EXCERTO DO DOCUMENTO:
Quando um ministro da Educação se regozija com uma qualquer estatística, em pose de Magalhães, quer dizer que o facilitismo escolar aumentou.

Quando certos empresários reivindicam menos Estado, em pose de auto-suficiência, estão a candidatar-se a mais algum apoio desse mesmo Estado.

Quando um dos responsáveis pelo OE diz que a despesa pública está dentro dos padrões de segurança, em pose de relatório, quer significar que está fora de controlo.

Quando certos gestores anunciam, com pompa e circunstância, uma "reestruturação, reengenharia" ou um qualquer outro substantivo com o prefixo "re", em pose tecnocrática, estão a equacionar um despedimento colectivo.

Quando um general em tempo de guerra lamenta danos colaterais, em pose justificativa, quer dizer que houve vítimas civis inocentes e indefesas.

Quando economistas afirmam que uma certa variável já foi descontada pelos agentes económicos, em pose sofisticada, querem dizer que previram mal e tarde.

Quando alguém começa uma frase com a expressão "é evidente" ou "é indiscutível", em pose infalível, deve entender-se que não é evidente e é discutível.

Quando uma revista cor-de-rosa glorifica algumas famosas e indestrutíveis uniões, em pose deleitosa, está a anunciar umas pré-desuniões.

Quando recebemos em catadupa cartões, SMS e mails de Boas Festas, em jeito de atacado, deve recordar-se o que vale um singelo "bom-dia" olhos nos olhos.

Quando nas cimeiras da NATO se fala do Afeganistão, em pose de união, deve interpretar-se nas entrelinhas que se trata do Paquistão.

Quando se ouvirem expressões como"implementar", "geometria variável", "problemática", "integracional", "multifocal" ou "societal" e outras que tais, em pose doutrinal, quer dizer que nada se quer dizer.

AS LINHAS:
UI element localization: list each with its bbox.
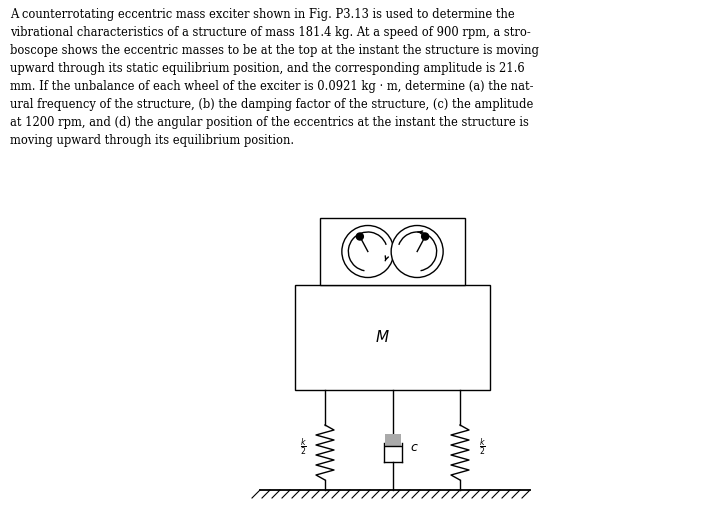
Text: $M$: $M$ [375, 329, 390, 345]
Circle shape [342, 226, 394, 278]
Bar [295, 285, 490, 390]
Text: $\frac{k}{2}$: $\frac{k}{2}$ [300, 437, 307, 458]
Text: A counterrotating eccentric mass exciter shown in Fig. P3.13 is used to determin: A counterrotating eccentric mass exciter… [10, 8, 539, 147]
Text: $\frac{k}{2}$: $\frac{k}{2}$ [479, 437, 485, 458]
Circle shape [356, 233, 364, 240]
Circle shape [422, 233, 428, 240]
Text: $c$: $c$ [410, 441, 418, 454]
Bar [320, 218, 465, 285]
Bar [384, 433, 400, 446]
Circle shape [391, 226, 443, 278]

TAREFAS A REALIZAR:
1. Reescreva de forma mais concisa o parágrafo do excerto que começa por «Quando certos gestores anunciam», conservando os seus factos principais.
2. Formate as linhas do Bloco 1 como uma lista JSON de cadeias de texto, uma por linha, sem as linhas em branco e sem as imagens.

LISTA DE RESPOSTAS:
1. Quando certos gestores anunciam, com pompa e em pose tecnocrática, uma «reestruturação», uma «reengenharia» ou outro termo com o prefixo «re», estão a preparar um despedimento colectivo.

2.
[
  "UI element localization: list each with its bbox.",
  "Text: $M$: $M$ [375, 329, 390, 345]",
  "Circle shape [342, 226, 394, 278]",
  "Bar [295, 285, 490, 390]",
  "Text: $\\frac{k}{2}$: $\\frac{k}{2}$ [300, 437, 307, 458]",
  "Text: A counterrotating eccentric mass exciter shown in Fig. P3.13 is used to determin: A counterrotating eccentric mass exciter… [10, 8, 539, 147]",
  "Text: $\\frac{k}{2}$: $\\frac{k}{2}$ [479, 437, 485, 458]",
  "Circle shape [356, 233, 364, 240]",
  "Circle shape [422, 233, 428, 240]",
  "Text: $c$: $c$ [410, 441, 418, 454]",
  "Bar [320, 218, 465, 285]",
  "Bar [384, 433, 400, 446]",
  "Circle shape [391, 226, 443, 278]"
]